— What you should do —
Check every line below for the word "title" and show those that hold it.

[Excerpts from a figure dataset]
------------
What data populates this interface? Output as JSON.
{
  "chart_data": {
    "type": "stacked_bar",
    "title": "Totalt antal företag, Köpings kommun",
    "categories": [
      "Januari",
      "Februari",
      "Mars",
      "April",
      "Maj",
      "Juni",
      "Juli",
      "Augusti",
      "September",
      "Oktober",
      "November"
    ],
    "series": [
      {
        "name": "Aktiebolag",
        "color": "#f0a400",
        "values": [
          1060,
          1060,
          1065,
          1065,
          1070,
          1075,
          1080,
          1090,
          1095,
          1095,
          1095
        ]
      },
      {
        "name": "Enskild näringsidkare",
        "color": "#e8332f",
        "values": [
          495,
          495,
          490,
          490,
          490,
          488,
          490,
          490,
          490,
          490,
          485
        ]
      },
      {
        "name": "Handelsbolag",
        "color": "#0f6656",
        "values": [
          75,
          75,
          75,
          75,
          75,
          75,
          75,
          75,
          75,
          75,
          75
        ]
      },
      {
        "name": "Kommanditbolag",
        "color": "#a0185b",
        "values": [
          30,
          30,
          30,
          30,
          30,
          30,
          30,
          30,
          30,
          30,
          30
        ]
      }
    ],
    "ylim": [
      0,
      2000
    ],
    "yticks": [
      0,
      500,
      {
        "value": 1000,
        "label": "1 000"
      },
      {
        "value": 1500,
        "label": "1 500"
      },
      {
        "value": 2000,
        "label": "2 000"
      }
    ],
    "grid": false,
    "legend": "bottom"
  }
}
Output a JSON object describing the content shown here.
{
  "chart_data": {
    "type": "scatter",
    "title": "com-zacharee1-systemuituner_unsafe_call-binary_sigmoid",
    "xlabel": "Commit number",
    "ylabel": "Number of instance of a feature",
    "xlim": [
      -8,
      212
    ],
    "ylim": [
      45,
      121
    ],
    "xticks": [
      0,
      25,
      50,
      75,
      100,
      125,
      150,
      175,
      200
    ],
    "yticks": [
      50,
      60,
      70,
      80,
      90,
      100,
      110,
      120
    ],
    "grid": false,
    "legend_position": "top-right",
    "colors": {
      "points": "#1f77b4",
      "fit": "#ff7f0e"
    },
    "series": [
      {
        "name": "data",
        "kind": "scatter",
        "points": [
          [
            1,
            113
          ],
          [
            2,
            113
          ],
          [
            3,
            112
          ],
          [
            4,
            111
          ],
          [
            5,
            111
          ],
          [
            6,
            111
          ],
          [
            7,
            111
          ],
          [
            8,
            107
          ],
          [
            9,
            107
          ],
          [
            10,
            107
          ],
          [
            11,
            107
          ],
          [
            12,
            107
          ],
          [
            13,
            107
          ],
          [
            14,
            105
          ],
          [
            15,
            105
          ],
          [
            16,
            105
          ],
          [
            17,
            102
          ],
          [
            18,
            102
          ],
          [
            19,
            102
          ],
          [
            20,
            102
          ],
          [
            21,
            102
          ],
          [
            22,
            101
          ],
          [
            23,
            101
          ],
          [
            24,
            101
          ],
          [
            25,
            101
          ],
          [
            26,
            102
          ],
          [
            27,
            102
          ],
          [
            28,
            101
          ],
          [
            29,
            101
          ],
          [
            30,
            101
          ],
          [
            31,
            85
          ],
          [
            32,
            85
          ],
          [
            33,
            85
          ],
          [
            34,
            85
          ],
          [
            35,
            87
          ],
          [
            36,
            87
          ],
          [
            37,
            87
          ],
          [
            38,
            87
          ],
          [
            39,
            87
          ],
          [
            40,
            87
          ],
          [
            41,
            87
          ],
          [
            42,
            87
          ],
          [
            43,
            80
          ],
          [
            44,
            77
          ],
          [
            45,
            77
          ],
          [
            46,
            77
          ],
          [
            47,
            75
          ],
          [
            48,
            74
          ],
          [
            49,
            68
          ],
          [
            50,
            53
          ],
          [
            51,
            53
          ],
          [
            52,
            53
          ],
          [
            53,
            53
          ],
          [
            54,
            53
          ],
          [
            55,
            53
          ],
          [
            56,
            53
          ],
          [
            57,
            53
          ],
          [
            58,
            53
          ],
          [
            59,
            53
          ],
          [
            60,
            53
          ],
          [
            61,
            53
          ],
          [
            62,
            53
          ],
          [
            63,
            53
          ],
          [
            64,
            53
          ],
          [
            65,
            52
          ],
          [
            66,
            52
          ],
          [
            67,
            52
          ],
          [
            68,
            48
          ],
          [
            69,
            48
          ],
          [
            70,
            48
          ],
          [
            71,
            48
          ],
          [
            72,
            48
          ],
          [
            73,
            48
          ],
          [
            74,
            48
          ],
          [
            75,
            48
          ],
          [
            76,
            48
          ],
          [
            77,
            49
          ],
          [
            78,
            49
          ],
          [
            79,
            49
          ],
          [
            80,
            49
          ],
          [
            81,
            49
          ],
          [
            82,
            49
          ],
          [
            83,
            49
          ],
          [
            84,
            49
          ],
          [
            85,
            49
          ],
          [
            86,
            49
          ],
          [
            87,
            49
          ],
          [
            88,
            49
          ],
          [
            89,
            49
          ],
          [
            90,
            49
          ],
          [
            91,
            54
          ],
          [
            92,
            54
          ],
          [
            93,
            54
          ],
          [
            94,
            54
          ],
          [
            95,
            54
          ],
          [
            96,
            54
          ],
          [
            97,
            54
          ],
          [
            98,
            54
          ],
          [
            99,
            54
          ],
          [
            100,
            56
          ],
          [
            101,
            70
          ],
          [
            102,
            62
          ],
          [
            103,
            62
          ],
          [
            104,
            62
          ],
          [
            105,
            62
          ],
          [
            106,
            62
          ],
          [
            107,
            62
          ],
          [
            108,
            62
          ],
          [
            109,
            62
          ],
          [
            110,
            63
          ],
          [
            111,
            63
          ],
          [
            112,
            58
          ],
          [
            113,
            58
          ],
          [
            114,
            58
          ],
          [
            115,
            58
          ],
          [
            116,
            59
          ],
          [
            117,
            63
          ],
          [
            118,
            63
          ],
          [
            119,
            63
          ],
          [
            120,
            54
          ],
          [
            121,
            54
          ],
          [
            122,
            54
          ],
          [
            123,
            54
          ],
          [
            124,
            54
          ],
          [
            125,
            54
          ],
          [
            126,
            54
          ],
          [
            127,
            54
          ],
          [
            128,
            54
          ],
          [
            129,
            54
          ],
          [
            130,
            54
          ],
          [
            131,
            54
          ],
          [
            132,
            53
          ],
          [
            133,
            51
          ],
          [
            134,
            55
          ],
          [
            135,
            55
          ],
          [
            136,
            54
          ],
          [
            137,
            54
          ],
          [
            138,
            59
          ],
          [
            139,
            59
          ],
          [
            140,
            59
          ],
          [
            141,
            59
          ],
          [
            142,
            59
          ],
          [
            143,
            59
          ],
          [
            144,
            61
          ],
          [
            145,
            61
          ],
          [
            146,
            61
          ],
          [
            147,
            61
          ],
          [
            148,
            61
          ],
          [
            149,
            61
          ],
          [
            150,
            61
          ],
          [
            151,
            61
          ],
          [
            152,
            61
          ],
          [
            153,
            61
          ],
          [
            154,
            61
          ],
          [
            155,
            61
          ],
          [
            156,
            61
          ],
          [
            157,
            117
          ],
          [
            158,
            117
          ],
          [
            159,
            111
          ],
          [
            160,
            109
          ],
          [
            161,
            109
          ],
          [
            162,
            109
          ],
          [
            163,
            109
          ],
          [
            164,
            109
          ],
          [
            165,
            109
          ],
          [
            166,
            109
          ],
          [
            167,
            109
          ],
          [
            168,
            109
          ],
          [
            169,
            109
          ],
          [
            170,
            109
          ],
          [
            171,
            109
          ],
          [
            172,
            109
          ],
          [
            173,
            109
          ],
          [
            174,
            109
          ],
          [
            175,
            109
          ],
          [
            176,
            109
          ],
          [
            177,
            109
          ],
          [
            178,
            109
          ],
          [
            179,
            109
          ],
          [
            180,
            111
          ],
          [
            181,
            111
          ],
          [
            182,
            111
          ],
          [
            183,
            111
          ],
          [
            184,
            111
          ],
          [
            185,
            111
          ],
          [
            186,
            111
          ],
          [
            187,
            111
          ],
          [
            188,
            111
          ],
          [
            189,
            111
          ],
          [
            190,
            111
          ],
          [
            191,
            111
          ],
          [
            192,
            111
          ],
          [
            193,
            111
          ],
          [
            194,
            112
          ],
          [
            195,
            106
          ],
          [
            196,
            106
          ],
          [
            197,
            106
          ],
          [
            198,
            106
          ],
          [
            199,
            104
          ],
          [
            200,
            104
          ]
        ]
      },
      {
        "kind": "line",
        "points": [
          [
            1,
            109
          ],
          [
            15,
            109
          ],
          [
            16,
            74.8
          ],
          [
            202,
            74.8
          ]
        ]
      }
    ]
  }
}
------------
— Solved exercise —
    "title": "Totalt antal företag, Köpings kommun",
    "title": "com-zacharee1-systemuituner_unsafe_call-binary_sigmoid",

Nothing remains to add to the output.